__Required tasks__
1. In the PostgreSQL thread, what happens in the complex cases when STABLE is replaced with VOLATILE?
2. Using the PostgreSQL thread, decide whether each statement agrees with it: (a) Changing f() from VOLATILE to STABLE made the query about 10 times faster. (b) The function named first is written in LANGUAGE 'sql' and marked STABLE. (c) With f() marked VOLATILE, the query was slow only on its first call. Answer yes or no for each, and quote the words that decide it.

__Supplied passage__
※ ※ ※

You may see that a_get_t() SQL code was merged into the main query plan, so
the result is found without a seqscan with t='t' filtering, but the index
is used.

That was a very simple example, I use much more complex SQL+STABLE
functions in my code and I am practically sure that this SQL
extraction+injection is applied by PostgreSQL in other cases too (e.g.
sometimes planner initiates a hash join with tables which are referred
inside SQL+STABLE functions in sub-queries). If I replace STABLE with
VOLATILE in that complex cases, the effect disappears: no more SQL
extraction performed.

And more: assume we have a function f(x, y, z) VOLATILE with very complex
SQL inside and we call it like:

select * from f(1, 2, 3);

The query may took a long time (during not only the first call, but during
all others too). Then I just replace VOLATILE to STABLE for f(), and the
same query:

select * from f(1, 2, 3);

suddenly becomes very fast (e.g. 1000 times faster or even more). It's a
very common case: I've performed many times. I thought that it was because
of re-planning of STABLE functions on each call according to real passed
values...

If STABLE functions has frozen plans too (independent to its real passed
arguments values), how could we explain so much difference in performance
replacing VOLATILE to STABLE?

On Fri, Apr 27, 2012 at 2:34 PM, Albe Laurenz <laurenz.albe@wien.gv.at>wrote:

Show quoted text

Dmitry Koterov wrote:

For example, I have 2 functions like these:

CREATE OR REPLACE FUNCTION first(a INTEGER, b INTEGER, ...) RETURNS

... AS

$body$
...any SQL which uses $1, $2 etc. arguments, plus LIMIT $3...
$body$
LANGUAGE 'sql'
STABLE

and

CREATE OR REPLACE FUNCTION second(a INTEGER, b INTEGER, ...) RETURNS

... AS

$body$
DECLARE
res ...;
BEGIN
EXECUTE '...the same SELECT, ' ||
'but ' || quote_literal(a) || ' args are embedded, plus ' ||
'LIMIT ' || quote_literal($3)

※ ※ ※

__Supplied material__
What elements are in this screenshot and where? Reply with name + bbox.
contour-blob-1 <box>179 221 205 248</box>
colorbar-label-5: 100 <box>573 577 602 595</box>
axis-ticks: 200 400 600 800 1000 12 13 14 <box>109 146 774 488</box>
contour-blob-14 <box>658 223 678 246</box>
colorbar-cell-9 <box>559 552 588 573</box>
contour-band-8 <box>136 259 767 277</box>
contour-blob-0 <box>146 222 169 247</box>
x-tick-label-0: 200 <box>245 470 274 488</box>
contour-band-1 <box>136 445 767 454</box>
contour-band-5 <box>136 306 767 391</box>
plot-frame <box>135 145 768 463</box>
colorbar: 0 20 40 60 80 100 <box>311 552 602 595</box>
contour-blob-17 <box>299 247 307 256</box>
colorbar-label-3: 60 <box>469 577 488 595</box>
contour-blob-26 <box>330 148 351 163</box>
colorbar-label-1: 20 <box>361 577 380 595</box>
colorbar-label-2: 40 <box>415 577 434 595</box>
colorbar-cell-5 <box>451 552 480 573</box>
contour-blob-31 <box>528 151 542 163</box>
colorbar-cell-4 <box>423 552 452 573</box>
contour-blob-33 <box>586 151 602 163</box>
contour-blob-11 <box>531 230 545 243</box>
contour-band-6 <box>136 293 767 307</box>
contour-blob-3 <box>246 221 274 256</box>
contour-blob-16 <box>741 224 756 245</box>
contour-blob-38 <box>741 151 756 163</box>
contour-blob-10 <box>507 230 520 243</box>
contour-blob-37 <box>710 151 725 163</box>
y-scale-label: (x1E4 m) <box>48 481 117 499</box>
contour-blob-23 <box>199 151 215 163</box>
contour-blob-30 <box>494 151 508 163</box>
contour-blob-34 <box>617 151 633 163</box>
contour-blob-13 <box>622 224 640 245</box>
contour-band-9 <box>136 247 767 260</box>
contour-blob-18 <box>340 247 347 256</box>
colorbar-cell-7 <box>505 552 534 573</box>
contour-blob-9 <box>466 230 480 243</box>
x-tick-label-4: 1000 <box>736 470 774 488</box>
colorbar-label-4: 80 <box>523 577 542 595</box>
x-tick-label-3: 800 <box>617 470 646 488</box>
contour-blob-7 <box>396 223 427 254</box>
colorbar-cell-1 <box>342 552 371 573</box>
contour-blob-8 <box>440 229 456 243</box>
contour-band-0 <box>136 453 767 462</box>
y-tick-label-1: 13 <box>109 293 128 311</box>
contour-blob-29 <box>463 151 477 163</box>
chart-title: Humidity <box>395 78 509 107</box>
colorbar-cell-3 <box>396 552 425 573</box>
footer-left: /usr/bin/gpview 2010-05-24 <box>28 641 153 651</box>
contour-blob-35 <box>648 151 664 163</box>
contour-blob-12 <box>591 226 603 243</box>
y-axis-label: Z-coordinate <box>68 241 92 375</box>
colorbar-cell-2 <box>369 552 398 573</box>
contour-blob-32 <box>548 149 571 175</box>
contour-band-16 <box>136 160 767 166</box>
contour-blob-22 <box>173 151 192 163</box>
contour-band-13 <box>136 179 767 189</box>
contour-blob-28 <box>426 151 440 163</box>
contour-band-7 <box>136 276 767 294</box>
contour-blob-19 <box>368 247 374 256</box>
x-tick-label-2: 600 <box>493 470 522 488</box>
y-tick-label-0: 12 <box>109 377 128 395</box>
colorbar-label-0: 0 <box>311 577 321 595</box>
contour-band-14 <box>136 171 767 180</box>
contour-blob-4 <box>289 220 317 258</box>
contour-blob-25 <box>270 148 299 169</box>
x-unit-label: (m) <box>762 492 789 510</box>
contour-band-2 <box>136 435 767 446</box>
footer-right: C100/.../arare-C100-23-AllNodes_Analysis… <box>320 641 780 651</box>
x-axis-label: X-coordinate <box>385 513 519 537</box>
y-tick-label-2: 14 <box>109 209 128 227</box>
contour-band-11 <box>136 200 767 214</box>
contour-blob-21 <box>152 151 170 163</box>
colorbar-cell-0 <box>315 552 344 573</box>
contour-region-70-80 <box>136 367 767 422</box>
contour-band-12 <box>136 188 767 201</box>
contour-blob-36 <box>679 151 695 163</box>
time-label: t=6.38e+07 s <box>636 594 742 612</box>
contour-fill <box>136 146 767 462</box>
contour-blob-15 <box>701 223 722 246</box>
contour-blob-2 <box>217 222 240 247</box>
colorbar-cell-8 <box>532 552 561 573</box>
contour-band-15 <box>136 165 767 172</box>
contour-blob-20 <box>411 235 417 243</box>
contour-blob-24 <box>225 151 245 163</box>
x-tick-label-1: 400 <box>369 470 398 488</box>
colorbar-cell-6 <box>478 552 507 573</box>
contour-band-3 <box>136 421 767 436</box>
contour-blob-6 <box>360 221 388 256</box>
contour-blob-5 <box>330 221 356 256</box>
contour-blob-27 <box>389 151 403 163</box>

※ ※ ※

__Task-by-task outputs__
1. The effect disappears, and no more SQL extraction is performed.

2.
(a) No: "suddenly becomes very fast (e.g. 1000 times faster or even more)"
(b) Yes: "LANGUAGE 'sql'" and "STABLE"
(c) No: "during not only the first call, but during all others too"